* Given exercise *
Keep the pictures out and restate every record exactly.

* Materials provided *
+ + + + + + +
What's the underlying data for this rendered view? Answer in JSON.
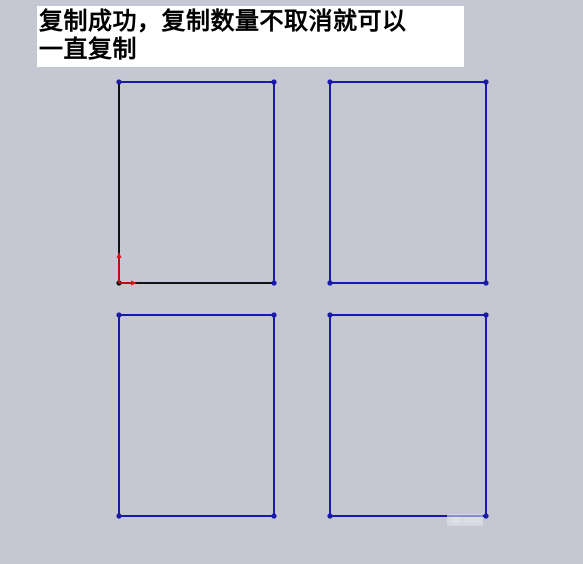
{
  "caption": {
    "line1": "复制成功，复制数量不取消就可以",
    "line2": "一直复制"
  },
  "sketch": {
    "rectangle_count": 4,
    "layout": "2x2 grid",
    "colors": {
      "background": "#c5c8d3",
      "line": "#1a1aa8",
      "original_edge": "#111111",
      "origin_axis": "#e01010"
    }
  },
  "icons": [
    "origin-axis-icon",
    "watermark-icon"
  ]
}
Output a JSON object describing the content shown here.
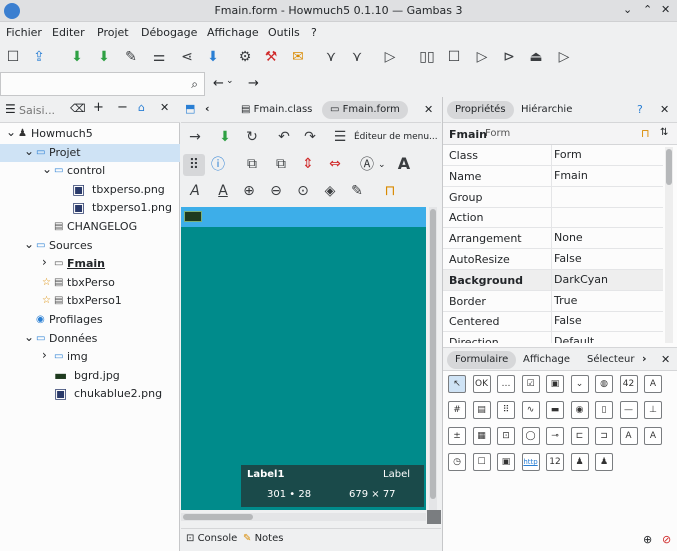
{
  "window": {
    "title": "Fmain.form - Howmuch5 0.1.10 — Gambas 3"
  },
  "menu": [
    "Fichier",
    "Editer",
    "Projet",
    "Débogage",
    "Affichage",
    "Outils",
    "?"
  ],
  "search": {
    "placeholder": "Saisi..."
  },
  "tree": [
    {
      "label": "Howmuch5",
      "level": 0,
      "arrow": "v",
      "icon": "app"
    },
    {
      "label": "Projet",
      "level": 1,
      "arrow": "v",
      "icon": "folder",
      "selected": true
    },
    {
      "label": "control",
      "level": 2,
      "arrow": "v",
      "icon": "folder"
    },
    {
      "label": "tbxperso.png",
      "level": 3,
      "icon": "image"
    },
    {
      "label": "tbxperso1.png",
      "level": 3,
      "icon": "image"
    },
    {
      "label": "CHANGELOG",
      "level": 2,
      "icon": "file"
    },
    {
      "label": "Sources",
      "level": 1,
      "arrow": "v",
      "icon": "folder"
    },
    {
      "label": "Fmain",
      "level": 2,
      "arrow": ">",
      "icon": "form",
      "bold": true
    },
    {
      "label": "tbxPerso",
      "level": 2,
      "icon": "class",
      "star": true
    },
    {
      "label": "tbxPerso1",
      "level": 2,
      "icon": "class",
      "star": true
    },
    {
      "label": "Profilages",
      "level": 1,
      "icon": "profile"
    },
    {
      "label": "Données",
      "level": 1,
      "arrow": "v",
      "icon": "folder"
    },
    {
      "label": "img",
      "level": 2,
      "arrow": ">",
      "icon": "folder"
    },
    {
      "label": "bgrd.jpg",
      "level": 2,
      "icon": "thumb"
    },
    {
      "label": "chukablue2.png",
      "level": 2,
      "icon": "image"
    }
  ],
  "editor_tabs": [
    {
      "label": "Fmain.class",
      "active": false
    },
    {
      "label": "Fmain.form",
      "active": true
    }
  ],
  "menu_editor": "Éditeur de menu...",
  "selection": {
    "name": "Label1",
    "type": "Label",
    "pos": "301 • 28",
    "size": "679 × 77"
  },
  "bottom": {
    "console": "Console",
    "notes": "Notes"
  },
  "right_tabs": {
    "props": "Propriétés",
    "hier": "Hiérarchie",
    "help": "?"
  },
  "obj": {
    "name": "Fmain",
    "type": "Form"
  },
  "props": [
    {
      "k": "Class",
      "v": "Form"
    },
    {
      "k": "Name",
      "v": "Fmain"
    },
    {
      "k": "Group",
      "v": ""
    },
    {
      "k": "Action",
      "v": ""
    },
    {
      "k": "Arrangement",
      "v": "None"
    },
    {
      "k": "AutoResize",
      "v": "False"
    },
    {
      "k": "Background",
      "v": "DarkCyan",
      "bold": true
    },
    {
      "k": "Border",
      "v": "True"
    },
    {
      "k": "Centered",
      "v": "False"
    },
    {
      "k": "Direction",
      "v": "Default"
    }
  ],
  "toolbox_tabs": {
    "form": "Formulaire",
    "display": "Affichage",
    "sel": "Sélecteur"
  },
  "colors": {
    "canvas": "#008b8b",
    "accent": "#3daee9",
    "selected_row": "#cfe3f5"
  }
}
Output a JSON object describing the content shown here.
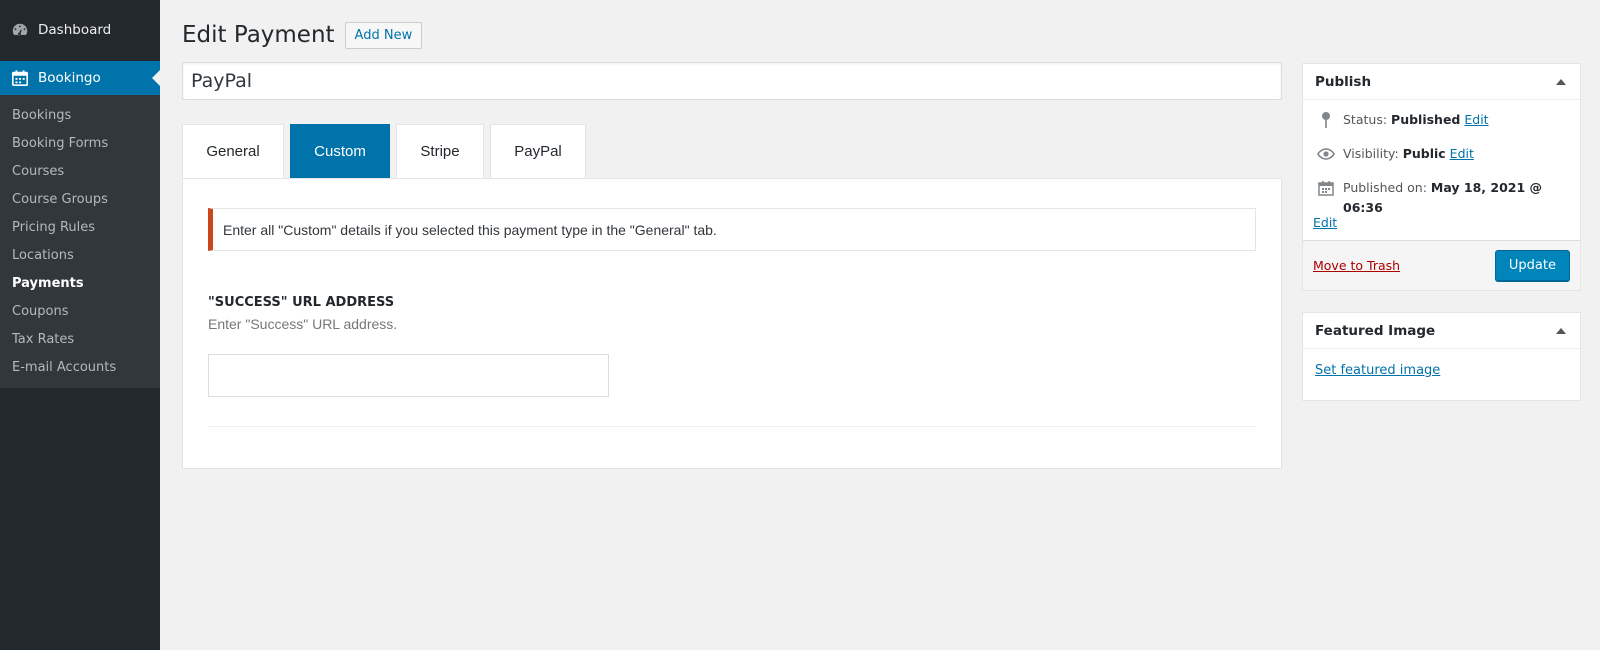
+ + + + + + +
* The response *
What's the underlying data for this rendered view? Answer in JSON.
{
  "caption": {
    "line1": "复制成功，复制数量不取消就可以",
    "line2": "一直复制"
  },
  "sketch": {
    "rectangle_count": 4,
    "layout": "2x2 grid",
    "colors": {
      "background": "#c5c8d3",
      "line": "#1a1aa8",
      "original_edge": "#111111",
      "origin_axis": "#e01010"
    }
  },
  "icons": [
    "origin-axis-icon",
    "watermark-icon"
  ]
}
Output a JSON object describing the content shown here.
{
  "window": {
    "title": "Fmain.form - Howmuch5 0.1.10 — Gambas 3"
  },
  "menu": [
    "Fichier",
    "Editer",
    "Projet",
    "Débogage",
    "Affichage",
    "Outils",
    "?"
  ],
  "search": {
    "placeholder": "Saisi..."
  },
  "tree": [
    {
      "label": "Howmuch5",
      "level": 0,
      "arrow": "v",
      "icon": "app"
    },
    {
      "label": "Projet",
      "level": 1,
      "arrow": "v",
      "icon": "folder",
      "selected": true
    },
    {
      "label": "control",
      "level": 2,
      "arrow": "v",
      "icon": "folder"
    },
    {
      "label": "tbxperso.png",
      "level": 3,
      "icon": "image"
    },
    {
      "label": "tbxperso1.png",
      "level": 3,
      "icon": "image"
    },
    {
      "label": "CHANGELOG",
      "level": 2,
      "icon": "file"
    },
    {
      "label": "Sources",
      "level": 1,
      "arrow": "v",
      "icon": "folder"
    },
    {
      "label": "Fmain",
      "level": 2,
      "arrow": ">",
      "icon": "form",
      "bold": true
    },
    {
      "label": "tbxPerso",
      "level": 2,
      "icon": "class",
      "star": true
    },
    {
      "label": "tbxPerso1",
      "level": 2,
      "icon": "class",
      "star": true
    },
    {
      "label": "Profilages",
      "level": 1,
      "icon": "profile"
    },
    {
      "label": "Données",
      "level": 1,
      "arrow": "v",
      "icon": "folder"
    },
    {
      "label": "img",
      "level": 2,
      "arrow": ">",
      "icon": "folder"
    },
    {
      "label": "bgrd.jpg",
      "level": 2,
      "icon": "thumb"
    },
    {
      "label": "chukablue2.png",
      "level": 2,
      "icon": "image"
    }
  ],
  "editor_tabs": [
    {
      "label": "Fmain.class",
      "active": false
    },
    {
      "label": "Fmain.form",
      "active": true
    }
  ],
  "menu_editor": "Éditeur de menu...",
  "selection": {
    "name": "Label1",
    "type": "Label",
    "pos": "301 • 28",
    "size": "679 × 77"
  },
  "bottom": {
    "console": "Console",
    "notes": "Notes"
  },
  "right_tabs": {
    "props": "Propriétés",
    "hier": "Hiérarchie",
    "help": "?"
  },
  "obj": {
    "name": "Fmain",
    "type": "Form"
  },
  "props": [
    {
      "k": "Class",
      "v": "Form"
    },
    {
      "k": "Name",
      "v": "Fmain"
    },
    {
      "k": "Group",
      "v": ""
    },
    {
      "k": "Action",
      "v": ""
    },
    {
      "k": "Arrangement",
      "v": "None"
    },
    {
      "k": "AutoResize",
      "v": "False"
    },
    {
      "k": "Background",
      "v": "DarkCyan",
      "bold": true
    },
    {
      "k": "Border",
      "v": "True"
    },
    {
      "k": "Centered",
      "v": "False"
    },
    {
      "k": "Direction",
      "v": "Default"
    }
  ],
  "toolbox_tabs": {
    "form": "Formulaire",
    "display": "Affichage",
    "sel": "Sélecteur"
  },
  "colors": {
    "canvas": "#008b8b",
    "accent": "#3daee9",
    "selected_row": "#cfe3f5"
  }
}
Output a JSON object describing the content shown here.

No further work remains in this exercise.